* WHAT YOU HAVE TO DO *
No images are to be carried over; print all other material exactly as it stands.

* LISTING *
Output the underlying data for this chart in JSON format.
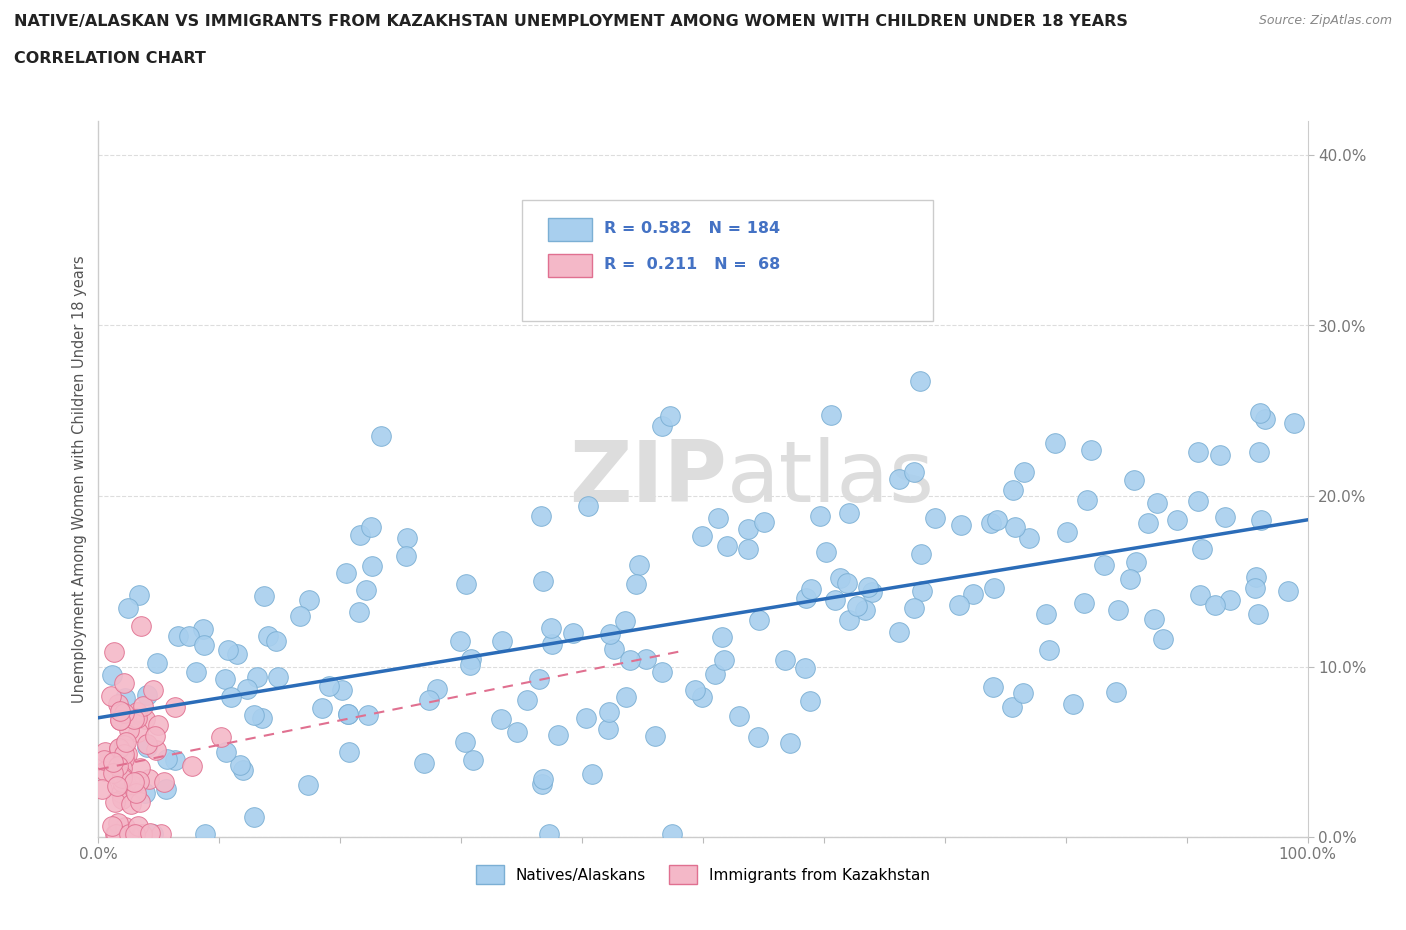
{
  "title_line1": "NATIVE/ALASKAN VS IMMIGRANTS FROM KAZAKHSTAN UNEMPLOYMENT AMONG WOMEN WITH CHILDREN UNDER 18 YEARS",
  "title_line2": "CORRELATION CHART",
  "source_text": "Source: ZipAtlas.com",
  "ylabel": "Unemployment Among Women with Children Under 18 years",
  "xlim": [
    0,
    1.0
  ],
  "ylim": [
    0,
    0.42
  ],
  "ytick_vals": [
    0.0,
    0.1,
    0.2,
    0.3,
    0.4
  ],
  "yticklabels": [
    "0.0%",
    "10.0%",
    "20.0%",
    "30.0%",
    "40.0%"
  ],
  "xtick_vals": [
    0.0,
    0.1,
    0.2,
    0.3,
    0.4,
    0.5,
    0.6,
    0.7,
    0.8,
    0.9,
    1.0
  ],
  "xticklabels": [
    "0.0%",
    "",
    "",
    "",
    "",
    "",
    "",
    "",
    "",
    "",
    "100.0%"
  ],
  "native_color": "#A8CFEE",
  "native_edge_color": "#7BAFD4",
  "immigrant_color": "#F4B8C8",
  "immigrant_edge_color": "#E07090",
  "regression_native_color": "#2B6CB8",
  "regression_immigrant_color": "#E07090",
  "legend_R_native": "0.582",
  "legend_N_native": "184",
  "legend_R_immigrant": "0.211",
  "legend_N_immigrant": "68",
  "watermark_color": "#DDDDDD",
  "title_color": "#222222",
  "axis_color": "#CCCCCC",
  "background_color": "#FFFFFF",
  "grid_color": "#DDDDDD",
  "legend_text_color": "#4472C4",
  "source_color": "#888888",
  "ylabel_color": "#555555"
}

* THE REPLY *
Output the underlying data for this chart in JSON format.
{
  "title_line1": "NATIVE/ALASKAN VS IMMIGRANTS FROM KAZAKHSTAN UNEMPLOYMENT AMONG WOMEN WITH CHILDREN UNDER 18 YEARS",
  "title_line2": "CORRELATION CHART",
  "source_text": "Source: ZipAtlas.com",
  "ylabel": "Unemployment Among Women with Children Under 18 years",
  "xlim": [
    0,
    1.0
  ],
  "ylim": [
    0,
    0.42
  ],
  "ytick_vals": [
    0.0,
    0.1,
    0.2,
    0.3,
    0.4
  ],
  "yticklabels": [
    "0.0%",
    "10.0%",
    "20.0%",
    "30.0%",
    "40.0%"
  ],
  "xtick_vals": [
    0.0,
    0.1,
    0.2,
    0.3,
    0.4,
    0.5,
    0.6,
    0.7,
    0.8,
    0.9,
    1.0
  ],
  "xticklabels": [
    "0.0%",
    "",
    "",
    "",
    "",
    "",
    "",
    "",
    "",
    "",
    "100.0%"
  ],
  "native_color": "#A8CFEE",
  "native_edge_color": "#7BAFD4",
  "immigrant_color": "#F4B8C8",
  "immigrant_edge_color": "#E07090",
  "regression_native_color": "#2B6CB8",
  "regression_immigrant_color": "#E07090",
  "legend_R_native": "0.582",
  "legend_N_native": "184",
  "legend_R_immigrant": "0.211",
  "legend_N_immigrant": "68",
  "watermark_color": "#DDDDDD",
  "title_color": "#222222",
  "axis_color": "#CCCCCC",
  "background_color": "#FFFFFF",
  "grid_color": "#DDDDDD",
  "legend_text_color": "#4472C4",
  "source_color": "#888888",
  "ylabel_color": "#555555"
}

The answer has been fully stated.